> Task prompt
Which lines below hold the word "кончины"? Report each one.

> Extracted records
_ _ _ _

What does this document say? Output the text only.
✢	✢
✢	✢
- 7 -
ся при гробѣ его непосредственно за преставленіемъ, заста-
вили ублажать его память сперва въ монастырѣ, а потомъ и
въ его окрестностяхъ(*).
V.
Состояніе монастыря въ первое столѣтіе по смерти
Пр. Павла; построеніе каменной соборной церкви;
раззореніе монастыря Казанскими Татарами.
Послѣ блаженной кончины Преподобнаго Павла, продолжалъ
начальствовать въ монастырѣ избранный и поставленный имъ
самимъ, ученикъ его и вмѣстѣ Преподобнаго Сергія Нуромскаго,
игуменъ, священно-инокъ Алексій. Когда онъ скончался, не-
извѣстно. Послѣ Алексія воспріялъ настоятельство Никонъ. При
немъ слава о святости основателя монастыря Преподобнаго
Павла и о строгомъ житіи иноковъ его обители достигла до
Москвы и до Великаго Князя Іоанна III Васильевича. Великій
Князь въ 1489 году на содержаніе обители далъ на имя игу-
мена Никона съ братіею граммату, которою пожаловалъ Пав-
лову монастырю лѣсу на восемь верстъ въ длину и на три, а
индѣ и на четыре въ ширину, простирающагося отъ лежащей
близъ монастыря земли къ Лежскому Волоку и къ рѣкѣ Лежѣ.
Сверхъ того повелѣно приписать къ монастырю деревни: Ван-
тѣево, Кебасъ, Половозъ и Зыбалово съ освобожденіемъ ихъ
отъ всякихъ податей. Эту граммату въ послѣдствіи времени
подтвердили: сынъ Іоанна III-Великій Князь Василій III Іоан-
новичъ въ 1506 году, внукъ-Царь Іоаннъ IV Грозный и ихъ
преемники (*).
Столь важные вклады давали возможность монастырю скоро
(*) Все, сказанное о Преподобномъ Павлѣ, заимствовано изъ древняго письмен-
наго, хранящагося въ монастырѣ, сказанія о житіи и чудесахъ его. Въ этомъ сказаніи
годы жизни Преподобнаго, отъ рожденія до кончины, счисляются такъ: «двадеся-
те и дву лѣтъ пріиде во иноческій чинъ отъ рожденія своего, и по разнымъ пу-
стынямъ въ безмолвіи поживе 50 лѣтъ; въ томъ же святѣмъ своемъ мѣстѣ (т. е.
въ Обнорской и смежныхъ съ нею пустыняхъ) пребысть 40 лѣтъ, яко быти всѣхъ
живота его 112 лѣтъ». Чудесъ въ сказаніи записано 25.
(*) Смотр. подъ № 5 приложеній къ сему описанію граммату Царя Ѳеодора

_ _ _ _

> Full output
Послѣ блаженной кончины Преподобнаго Павла, продолжалъ
годы жизни Преподобнаго, отъ рожденія до кончины, счисляются такъ: «двадеся-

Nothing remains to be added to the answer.